The exercise:
Find how many lines in the data below include the word "your", then write only that number.

[Records excerpted from a collection]
---------------
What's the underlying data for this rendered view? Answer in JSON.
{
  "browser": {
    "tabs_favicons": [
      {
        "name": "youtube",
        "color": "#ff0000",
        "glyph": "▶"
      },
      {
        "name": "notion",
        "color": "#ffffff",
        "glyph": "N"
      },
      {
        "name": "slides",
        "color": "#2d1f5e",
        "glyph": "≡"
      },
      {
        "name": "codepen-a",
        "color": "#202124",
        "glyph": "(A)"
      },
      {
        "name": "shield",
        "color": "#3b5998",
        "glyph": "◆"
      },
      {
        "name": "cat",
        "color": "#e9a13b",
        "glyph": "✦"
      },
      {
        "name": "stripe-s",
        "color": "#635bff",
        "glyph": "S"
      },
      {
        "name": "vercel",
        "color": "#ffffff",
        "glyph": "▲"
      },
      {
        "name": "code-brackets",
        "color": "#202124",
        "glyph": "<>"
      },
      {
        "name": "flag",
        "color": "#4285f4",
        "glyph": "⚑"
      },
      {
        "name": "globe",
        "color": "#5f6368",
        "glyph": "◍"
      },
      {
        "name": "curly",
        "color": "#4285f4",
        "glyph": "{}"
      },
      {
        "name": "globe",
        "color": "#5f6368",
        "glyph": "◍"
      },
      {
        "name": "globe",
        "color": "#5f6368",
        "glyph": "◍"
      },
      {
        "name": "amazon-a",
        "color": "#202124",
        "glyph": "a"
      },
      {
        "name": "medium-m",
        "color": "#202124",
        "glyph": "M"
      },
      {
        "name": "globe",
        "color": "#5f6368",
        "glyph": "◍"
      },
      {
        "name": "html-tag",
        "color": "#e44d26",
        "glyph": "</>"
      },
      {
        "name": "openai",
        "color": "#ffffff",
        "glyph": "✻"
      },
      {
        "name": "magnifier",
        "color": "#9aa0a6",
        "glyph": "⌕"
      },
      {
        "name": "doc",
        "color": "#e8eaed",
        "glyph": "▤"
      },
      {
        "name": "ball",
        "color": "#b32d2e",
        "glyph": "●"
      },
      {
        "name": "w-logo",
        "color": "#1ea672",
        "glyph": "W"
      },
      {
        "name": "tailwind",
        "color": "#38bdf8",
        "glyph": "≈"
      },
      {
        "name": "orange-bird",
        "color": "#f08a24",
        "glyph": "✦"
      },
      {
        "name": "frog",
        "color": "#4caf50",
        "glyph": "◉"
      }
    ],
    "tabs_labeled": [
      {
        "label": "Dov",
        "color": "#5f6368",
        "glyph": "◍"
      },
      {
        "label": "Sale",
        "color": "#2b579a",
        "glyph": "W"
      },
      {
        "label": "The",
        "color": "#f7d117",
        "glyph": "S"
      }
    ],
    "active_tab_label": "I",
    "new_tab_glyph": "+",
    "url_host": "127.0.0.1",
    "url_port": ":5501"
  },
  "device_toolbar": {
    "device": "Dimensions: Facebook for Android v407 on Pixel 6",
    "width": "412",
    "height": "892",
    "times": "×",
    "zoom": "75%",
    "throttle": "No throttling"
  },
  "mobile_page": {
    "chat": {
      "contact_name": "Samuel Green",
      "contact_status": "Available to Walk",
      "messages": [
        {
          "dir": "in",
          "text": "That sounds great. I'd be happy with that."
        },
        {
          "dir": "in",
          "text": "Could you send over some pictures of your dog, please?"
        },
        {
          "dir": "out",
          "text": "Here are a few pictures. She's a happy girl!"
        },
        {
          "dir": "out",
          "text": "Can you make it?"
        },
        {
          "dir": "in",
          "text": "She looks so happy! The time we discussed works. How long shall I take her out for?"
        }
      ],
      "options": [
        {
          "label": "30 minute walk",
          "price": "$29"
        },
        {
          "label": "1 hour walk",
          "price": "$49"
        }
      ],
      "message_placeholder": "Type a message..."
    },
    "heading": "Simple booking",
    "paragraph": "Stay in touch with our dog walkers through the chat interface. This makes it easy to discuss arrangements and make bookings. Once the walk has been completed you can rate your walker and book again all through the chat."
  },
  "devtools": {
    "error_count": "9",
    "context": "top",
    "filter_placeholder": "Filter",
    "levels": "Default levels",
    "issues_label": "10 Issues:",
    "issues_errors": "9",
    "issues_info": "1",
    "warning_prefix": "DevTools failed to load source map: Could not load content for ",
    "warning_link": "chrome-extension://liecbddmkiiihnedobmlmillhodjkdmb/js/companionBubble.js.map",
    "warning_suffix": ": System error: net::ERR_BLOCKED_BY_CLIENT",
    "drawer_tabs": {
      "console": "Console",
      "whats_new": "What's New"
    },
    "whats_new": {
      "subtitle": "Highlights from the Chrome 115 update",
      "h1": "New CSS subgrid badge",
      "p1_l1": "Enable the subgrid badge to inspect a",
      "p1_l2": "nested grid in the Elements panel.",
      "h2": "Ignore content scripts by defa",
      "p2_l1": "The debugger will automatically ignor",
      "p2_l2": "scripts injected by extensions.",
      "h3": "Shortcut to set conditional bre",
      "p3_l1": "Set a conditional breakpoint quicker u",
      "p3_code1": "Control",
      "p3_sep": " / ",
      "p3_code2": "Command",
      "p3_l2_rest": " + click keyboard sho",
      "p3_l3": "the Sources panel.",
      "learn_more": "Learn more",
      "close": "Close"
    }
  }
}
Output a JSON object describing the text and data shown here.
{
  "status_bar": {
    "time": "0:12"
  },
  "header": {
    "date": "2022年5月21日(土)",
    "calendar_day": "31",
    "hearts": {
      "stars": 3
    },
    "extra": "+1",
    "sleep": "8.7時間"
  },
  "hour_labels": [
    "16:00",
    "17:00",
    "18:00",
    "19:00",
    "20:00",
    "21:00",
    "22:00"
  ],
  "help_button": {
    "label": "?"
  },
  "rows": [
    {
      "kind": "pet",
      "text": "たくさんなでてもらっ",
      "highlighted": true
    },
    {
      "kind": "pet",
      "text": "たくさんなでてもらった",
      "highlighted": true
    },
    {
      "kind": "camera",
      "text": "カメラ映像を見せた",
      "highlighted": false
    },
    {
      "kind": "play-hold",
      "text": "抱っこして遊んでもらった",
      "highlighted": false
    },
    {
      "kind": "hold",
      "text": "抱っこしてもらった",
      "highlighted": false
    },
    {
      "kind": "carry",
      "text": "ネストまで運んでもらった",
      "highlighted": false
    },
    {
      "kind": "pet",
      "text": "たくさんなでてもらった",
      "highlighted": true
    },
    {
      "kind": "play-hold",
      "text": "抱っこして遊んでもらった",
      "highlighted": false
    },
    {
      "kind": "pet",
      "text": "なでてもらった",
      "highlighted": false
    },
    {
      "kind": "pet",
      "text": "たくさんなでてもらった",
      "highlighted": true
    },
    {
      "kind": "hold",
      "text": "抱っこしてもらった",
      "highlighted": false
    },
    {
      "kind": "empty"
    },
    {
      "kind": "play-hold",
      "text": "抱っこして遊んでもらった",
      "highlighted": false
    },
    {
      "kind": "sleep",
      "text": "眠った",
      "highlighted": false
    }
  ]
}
---------------
Reply to the exercise:
2